Recorded data:
--- start ---
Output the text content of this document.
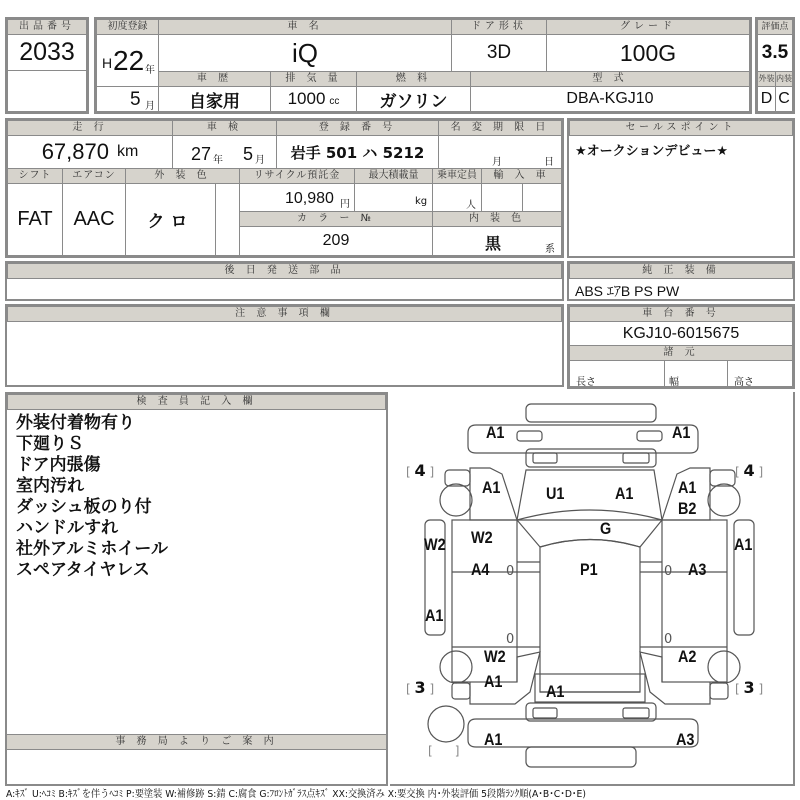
出品番号
2033
初度登録
H 22 年
5 月
車 名
iQ
ドア形状
3D
グレード
100G
車 歴
自家用
排 気 量
1000 cc
燃 料
ガソリン
型 式
DBA-KGJ10
評価点
3.5
外装 内装
D C
走 行
67,870 km
車 検
27 年 5 月
登 録 番 号
岩手 501 ハ 5212
名 変 期 限 日
月	日
シフト
FAT
エアコン
AAC
外 装 色
クロ
リサイクル預託金
10,980 円
最大積載量
kg
乗車定員
人
輸 入 車
カ ラ ー №
209
内 装 色
黒	系
セールスポイント
★オークションデビュー★
後 日 発 送 部 品	純 正 装 備
ABS ｴｱB PS PW
注 意 事 項 欄	車 台 番 号
KGJ10-6015675
諸 元
長さ	幅	高さ
検 査 員 記 入 欄
外装付着物有り
下廻りＳ
ドア内張傷
室内汚れ
ダッシュ板のり付
ハンドルすれ
社外アルミホイール
スペアタイヤレス
事 務 局 よ り ご 案 内
A1	A1
A1	U1	A1	A1
B2
G
P1
W2 W2
A4
A1
A3
A1
W2
A1
A2
A1
A1	A3
0
0
0
0
[ 4 ]	[ 4 ]
[ 3 ]	[ 3 ]
[ ]
A:ｷｽﾞ U:ﾍｺﾐ B:ｷｽﾞを伴うﾍｺﾐ P:要塗装 W:補修跡 S:錆 C:腐食 G:ﾌﾛﾝﾄｶﾞﾗｽ点ｷｽﾞ XX:交換済み X:要交換 内･外装評価 5段階ﾗﾝｸ順(A･B･C･D･E)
--- end ---
Written problem:
Write out every entry again word for word, without any of the pictures.

Output of the task:
Output the text content of this document.
出品番号
2033
初度登録
H 22 年
5 月
車 名
iQ
ドア形状
3D
グレード
100G
車 歴
自家用
排 気 量
1000 cc
燃 料
ガソリン
型 式
DBA-KGJ10
評価点
3.5
外装 内装
D C
走 行
67,870 km
車 検
27 年 5 月
登 録 番 号
岩手 501 ハ 5212
名 変 期 限 日
月	日
シフト
FAT
エアコン
AAC
外 装 色
クロ
リサイクル預託金
10,980 円
最大積載量
kg
乗車定員
人
輸 入 車
カ ラ ー №
209
内 装 色
黒	系
セールスポイント
★オークションデビュー★
後 日 発 送 部 品	純 正 装 備
ABS ｴｱB PS PW
注 意 事 項 欄	車 台 番 号
KGJ10-6015675
諸 元
長さ	幅	高さ
検 査 員 記 入 欄
外装付着物有り
下廻りＳ
ドア内張傷
室内汚れ
ダッシュ板のり付
ハンドルすれ
社外アルミホイール
スペアタイヤレス
事 務 局 よ り ご 案 内
A1	A1
A1	U1	A1	A1
B2
G
P1
W2 W2
A4
A1
A3
A1
W2
A1
A2
A1
A1	A3
0
0
0
0
[ 4 ]	[ 4 ]
[ 3 ]	[ 3 ]
[ ]
A:ｷｽﾞ U:ﾍｺﾐ B:ｷｽﾞを伴うﾍｺﾐ P:要塗装 W:補修跡 S:錆 C:腐食 G:ﾌﾛﾝﾄｶﾞﾗｽ点ｷｽﾞ XX:交換済み X:要交換 内･外装評価 5段階ﾗﾝｸ順(A･B･C･D･E)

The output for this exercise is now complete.